* Start Source records *
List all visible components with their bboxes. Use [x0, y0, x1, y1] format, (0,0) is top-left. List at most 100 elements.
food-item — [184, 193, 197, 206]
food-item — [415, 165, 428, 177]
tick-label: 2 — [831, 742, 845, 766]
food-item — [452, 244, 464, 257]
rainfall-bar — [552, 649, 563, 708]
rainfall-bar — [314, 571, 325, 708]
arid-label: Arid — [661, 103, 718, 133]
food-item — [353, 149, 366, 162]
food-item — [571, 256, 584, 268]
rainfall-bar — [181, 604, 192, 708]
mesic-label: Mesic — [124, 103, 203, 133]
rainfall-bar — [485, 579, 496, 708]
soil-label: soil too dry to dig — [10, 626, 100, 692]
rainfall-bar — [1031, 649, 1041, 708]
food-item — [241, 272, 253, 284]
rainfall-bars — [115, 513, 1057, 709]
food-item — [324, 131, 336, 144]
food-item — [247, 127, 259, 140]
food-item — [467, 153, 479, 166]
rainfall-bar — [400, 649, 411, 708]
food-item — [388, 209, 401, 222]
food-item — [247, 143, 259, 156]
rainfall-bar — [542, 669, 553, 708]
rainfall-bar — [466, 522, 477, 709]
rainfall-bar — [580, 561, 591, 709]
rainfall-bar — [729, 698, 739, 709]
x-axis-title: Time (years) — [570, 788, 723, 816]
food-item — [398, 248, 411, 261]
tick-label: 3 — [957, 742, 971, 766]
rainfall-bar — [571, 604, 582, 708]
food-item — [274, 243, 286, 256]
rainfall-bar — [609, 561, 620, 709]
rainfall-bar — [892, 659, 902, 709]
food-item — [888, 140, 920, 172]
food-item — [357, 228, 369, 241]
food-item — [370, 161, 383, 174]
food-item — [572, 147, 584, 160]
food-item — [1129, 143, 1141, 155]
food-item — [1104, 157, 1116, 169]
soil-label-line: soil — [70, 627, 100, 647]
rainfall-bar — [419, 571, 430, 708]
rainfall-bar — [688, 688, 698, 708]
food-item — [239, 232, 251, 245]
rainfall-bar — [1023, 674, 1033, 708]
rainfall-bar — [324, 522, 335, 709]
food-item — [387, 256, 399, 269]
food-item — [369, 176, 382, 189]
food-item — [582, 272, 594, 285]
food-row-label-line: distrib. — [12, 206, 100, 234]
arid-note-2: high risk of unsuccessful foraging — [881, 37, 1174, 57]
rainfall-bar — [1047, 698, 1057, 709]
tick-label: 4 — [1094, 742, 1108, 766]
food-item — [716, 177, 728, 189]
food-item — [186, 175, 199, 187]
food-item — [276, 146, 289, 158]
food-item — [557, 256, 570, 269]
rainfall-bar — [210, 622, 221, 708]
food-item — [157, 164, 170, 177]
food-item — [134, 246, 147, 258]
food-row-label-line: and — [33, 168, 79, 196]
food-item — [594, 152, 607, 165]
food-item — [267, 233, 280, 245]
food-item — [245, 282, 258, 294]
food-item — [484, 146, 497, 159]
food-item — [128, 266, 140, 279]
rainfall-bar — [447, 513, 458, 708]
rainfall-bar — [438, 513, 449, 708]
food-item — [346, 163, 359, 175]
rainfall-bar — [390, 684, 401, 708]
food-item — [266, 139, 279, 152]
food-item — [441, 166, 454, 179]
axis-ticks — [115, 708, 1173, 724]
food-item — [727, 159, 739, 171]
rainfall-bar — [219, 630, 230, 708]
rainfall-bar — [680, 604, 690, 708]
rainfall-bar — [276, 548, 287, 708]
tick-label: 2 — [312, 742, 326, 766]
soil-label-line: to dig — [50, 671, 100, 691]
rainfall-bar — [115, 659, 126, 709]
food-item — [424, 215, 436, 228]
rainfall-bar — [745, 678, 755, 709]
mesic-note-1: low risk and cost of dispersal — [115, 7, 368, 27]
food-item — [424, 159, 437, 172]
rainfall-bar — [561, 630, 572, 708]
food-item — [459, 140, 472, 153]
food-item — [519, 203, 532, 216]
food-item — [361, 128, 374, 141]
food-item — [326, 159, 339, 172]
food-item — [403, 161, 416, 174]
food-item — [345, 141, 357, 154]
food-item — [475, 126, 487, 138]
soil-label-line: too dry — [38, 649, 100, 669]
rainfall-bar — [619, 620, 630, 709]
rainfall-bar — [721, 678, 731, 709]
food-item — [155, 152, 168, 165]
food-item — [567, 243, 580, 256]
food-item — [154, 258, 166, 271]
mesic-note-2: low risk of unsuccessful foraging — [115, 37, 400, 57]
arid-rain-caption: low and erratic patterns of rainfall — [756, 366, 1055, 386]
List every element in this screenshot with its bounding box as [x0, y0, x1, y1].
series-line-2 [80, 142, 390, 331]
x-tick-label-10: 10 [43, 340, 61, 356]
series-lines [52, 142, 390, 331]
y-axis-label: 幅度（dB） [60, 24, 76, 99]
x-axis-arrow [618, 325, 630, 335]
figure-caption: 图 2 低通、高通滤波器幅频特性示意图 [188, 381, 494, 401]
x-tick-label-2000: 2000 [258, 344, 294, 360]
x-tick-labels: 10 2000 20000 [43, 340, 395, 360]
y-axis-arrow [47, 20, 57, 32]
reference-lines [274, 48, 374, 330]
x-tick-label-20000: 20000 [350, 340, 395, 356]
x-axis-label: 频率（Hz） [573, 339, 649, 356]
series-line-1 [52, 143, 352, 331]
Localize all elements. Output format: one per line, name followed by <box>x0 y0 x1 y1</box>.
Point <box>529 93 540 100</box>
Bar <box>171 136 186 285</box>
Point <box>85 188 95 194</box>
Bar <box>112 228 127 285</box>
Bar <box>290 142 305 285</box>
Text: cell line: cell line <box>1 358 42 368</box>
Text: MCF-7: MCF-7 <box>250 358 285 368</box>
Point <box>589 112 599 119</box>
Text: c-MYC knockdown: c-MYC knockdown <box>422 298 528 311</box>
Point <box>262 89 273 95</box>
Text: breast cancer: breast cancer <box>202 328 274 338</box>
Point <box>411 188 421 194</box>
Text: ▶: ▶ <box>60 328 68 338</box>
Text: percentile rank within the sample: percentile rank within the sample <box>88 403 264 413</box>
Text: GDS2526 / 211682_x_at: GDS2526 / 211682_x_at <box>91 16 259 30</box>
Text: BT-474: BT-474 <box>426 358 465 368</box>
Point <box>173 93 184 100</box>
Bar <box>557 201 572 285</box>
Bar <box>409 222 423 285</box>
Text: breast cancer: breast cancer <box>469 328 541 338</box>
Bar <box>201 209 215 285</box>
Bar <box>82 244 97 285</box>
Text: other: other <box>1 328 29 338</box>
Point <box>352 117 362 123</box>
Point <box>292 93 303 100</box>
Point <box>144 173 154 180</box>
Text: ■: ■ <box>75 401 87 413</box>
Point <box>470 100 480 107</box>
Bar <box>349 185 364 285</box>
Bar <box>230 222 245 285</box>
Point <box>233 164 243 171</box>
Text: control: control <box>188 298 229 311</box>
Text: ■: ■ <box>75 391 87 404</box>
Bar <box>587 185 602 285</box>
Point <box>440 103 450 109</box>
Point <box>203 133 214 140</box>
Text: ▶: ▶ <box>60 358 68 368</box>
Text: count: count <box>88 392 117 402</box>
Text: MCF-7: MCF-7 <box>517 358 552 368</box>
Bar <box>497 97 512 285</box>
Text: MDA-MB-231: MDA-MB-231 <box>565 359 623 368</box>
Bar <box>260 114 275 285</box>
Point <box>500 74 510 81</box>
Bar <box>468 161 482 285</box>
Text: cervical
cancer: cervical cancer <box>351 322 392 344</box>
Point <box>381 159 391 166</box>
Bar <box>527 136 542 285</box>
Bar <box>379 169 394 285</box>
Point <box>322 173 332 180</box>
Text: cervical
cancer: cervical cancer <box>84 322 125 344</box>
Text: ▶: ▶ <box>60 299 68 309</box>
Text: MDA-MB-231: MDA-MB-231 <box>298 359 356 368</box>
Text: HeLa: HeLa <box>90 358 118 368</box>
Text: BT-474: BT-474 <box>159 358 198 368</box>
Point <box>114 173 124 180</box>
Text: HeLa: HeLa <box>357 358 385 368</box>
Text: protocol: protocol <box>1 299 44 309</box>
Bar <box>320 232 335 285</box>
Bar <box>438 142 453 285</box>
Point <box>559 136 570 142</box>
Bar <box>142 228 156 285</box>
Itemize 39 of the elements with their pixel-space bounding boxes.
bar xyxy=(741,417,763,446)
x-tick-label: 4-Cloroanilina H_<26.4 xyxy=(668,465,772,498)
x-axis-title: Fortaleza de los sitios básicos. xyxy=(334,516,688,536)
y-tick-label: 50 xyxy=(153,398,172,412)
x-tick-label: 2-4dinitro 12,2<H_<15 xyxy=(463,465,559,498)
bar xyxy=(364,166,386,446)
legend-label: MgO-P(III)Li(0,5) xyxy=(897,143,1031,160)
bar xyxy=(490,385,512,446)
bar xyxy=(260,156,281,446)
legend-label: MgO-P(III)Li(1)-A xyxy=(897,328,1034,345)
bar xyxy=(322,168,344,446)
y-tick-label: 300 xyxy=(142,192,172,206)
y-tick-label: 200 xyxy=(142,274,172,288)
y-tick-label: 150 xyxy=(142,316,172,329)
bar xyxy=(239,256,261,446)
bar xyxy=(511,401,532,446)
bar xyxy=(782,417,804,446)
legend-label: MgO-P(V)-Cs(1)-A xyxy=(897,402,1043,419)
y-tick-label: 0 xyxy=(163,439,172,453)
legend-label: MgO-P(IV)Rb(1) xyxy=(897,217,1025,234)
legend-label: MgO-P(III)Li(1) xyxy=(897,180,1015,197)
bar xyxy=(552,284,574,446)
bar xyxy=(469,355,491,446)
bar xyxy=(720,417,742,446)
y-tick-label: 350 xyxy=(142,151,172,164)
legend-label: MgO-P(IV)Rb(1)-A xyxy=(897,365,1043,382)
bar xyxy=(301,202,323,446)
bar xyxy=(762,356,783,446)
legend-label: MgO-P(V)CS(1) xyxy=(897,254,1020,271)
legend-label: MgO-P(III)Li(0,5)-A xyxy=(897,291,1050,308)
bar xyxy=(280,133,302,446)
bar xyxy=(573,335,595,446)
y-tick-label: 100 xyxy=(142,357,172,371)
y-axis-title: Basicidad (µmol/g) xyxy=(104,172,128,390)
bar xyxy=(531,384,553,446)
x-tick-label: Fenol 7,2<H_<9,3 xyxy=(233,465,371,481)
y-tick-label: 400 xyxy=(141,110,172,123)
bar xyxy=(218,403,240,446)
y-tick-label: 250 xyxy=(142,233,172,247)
* End Source records *
> [Written task]:
Give the part from the start of the records through the line containing "rainfall-bar — [580, 561, 591, 709]" again, with every "food-item" switched to "food-patch" and all else unchanged.

> [Correct answer]:
List all visible components with their bboxes. Use [x0, y0, x1, y1] format, (0,0) is top-left. List at most 100 elements.
food-patch — [184, 193, 197, 206]
food-patch — [415, 165, 428, 177]
tick-label: 2 — [831, 742, 845, 766]
food-patch — [452, 244, 464, 257]
rainfall-bar — [552, 649, 563, 708]
rainfall-bar — [314, 571, 325, 708]
arid-label: Arid — [661, 103, 718, 133]
food-patch — [353, 149, 366, 162]
food-patch — [571, 256, 584, 268]
rainfall-bar — [181, 604, 192, 708]
mesic-label: Mesic — [124, 103, 203, 133]
rainfall-bar — [485, 579, 496, 708]
soil-label: soil too dry to dig — [10, 626, 100, 692]
rainfall-bar — [1031, 649, 1041, 708]
food-patch — [241, 272, 253, 284]
rainfall-bars — [115, 513, 1057, 709]
food-patch — [324, 131, 336, 144]
food-patch — [247, 127, 259, 140]
food-patch — [467, 153, 479, 166]
rainfall-bar — [400, 649, 411, 708]
food-patch — [388, 209, 401, 222]
food-patch — [247, 143, 259, 156]
rainfall-bar — [542, 669, 553, 708]
rainfall-bar — [466, 522, 477, 709]
rainfall-bar — [580, 561, 591, 709]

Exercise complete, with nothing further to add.